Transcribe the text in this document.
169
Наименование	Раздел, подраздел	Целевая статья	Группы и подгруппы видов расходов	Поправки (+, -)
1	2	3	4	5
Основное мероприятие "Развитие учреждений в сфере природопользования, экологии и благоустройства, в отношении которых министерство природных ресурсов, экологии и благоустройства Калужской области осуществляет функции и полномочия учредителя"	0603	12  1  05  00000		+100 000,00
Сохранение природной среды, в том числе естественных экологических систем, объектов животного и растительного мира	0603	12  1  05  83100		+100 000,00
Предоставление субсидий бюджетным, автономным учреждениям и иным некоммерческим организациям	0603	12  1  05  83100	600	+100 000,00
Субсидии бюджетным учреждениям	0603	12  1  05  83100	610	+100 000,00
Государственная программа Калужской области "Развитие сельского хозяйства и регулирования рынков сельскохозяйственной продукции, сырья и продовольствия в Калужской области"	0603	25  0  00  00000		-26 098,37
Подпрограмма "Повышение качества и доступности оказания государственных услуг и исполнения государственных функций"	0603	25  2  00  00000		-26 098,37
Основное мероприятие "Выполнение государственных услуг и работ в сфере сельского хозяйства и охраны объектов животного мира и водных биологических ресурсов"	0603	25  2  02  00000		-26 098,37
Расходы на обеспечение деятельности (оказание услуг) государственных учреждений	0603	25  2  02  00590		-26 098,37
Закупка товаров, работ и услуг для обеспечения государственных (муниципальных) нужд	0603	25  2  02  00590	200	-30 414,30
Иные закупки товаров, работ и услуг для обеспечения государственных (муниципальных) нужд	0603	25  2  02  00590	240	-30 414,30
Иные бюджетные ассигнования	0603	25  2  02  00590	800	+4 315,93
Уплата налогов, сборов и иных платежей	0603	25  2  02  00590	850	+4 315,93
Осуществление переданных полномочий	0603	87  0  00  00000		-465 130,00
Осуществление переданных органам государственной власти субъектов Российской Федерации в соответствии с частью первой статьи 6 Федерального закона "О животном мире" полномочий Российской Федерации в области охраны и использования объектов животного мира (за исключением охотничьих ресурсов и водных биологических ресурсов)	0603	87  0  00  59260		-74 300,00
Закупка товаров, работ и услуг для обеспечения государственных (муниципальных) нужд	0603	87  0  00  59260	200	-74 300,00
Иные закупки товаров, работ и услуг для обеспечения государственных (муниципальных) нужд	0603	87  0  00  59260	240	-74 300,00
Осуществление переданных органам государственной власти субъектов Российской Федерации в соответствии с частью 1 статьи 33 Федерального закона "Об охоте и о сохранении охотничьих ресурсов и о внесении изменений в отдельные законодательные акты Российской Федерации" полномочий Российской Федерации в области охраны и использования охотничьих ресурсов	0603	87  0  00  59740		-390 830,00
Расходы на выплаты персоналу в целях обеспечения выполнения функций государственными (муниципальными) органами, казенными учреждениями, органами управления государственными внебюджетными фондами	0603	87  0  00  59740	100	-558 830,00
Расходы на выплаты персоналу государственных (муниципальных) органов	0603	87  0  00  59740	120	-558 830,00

==*==

▸ Written instruction
Print the material above once more, exactly.

▸ The solution
Transcribe the text in this document.
169
Наименование	Раздел, подраздел	Целевая статья	Группы и подгруппы видов расходов	Поправки (+, -)
1	2	3	4	5
Основное мероприятие "Развитие учреждений в сфере природопользования, экологии и благоустройства, в отношении которых министерство природных ресурсов, экологии и благоустройства Калужской области осуществляет функции и полномочия учредителя"	0603	12  1  05  00000		+100 000,00
Сохранение природной среды, в том числе естественных экологических систем, объектов животного и растительного мира	0603	12  1  05  83100		+100 000,00
Предоставление субсидий бюджетным, автономным учреждениям и иным некоммерческим организациям	0603	12  1  05  83100	600	+100 000,00
Субсидии бюджетным учреждениям	0603	12  1  05  83100	610	+100 000,00
Государственная программа Калужской области "Развитие сельского хозяйства и регулирования рынков сельскохозяйственной продукции, сырья и продовольствия в Калужской области"	0603	25  0  00  00000		-26 098,37
Подпрограмма "Повышение качества и доступности оказания государственных услуг и исполнения государственных функций"	0603	25  2  00  00000		-26 098,37
Основное мероприятие "Выполнение государственных услуг и работ в сфере сельского хозяйства и охраны объектов животного мира и водных биологических ресурсов"	0603	25  2  02  00000		-26 098,37
Расходы на обеспечение деятельности (оказание услуг) государственных учреждений	0603	25  2  02  00590		-26 098,37
Закупка товаров, работ и услуг для обеспечения государственных (муниципальных) нужд	0603	25  2  02  00590	200	-30 414,30
Иные закупки товаров, работ и услуг для обеспечения государственных (муниципальных) нужд	0603	25  2  02  00590	240	-30 414,30
Иные бюджетные ассигнования	0603	25  2  02  00590	800	+4 315,93
Уплата налогов, сборов и иных платежей	0603	25  2  02  00590	850	+4 315,93
Осуществление переданных полномочий	0603	87  0  00  00000		-465 130,00
Осуществление переданных органам государственной власти субъектов Российской Федерации в соответствии с частью первой статьи 6 Федерального закона "О животном мире" полномочий Российской Федерации в области охраны и использования объектов животного мира (за исключением охотничьих ресурсов и водных биологических ресурсов)	0603	87  0  00  59260		-74 300,00
Закупка товаров, работ и услуг для обеспечения государственных (муниципальных) нужд	0603	87  0  00  59260	200	-74 300,00
Иные закупки товаров, работ и услуг для обеспечения государственных (муниципальных) нужд	0603	87  0  00  59260	240	-74 300,00
Осуществление переданных органам государственной власти субъектов Российской Федерации в соответствии с частью 1 статьи 33 Федерального закона "Об охоте и о сохранении охотничьих ресурсов и о внесении изменений в отдельные законодательные акты Российской Федерации" полномочий Российской Федерации в области охраны и использования охотничьих ресурсов	0603	87  0  00  59740		-390 830,00
Расходы на выплаты персоналу в целях обеспечения выполнения функций государственными (муниципальными) органами, казенными учреждениями, органами управления государственными внебюджетными фондами	0603	87  0  00  59740	100	-558 830,00
Расходы на выплаты персоналу государственных (муниципальных) органов	0603	87  0  00  59740	120	-558 830,00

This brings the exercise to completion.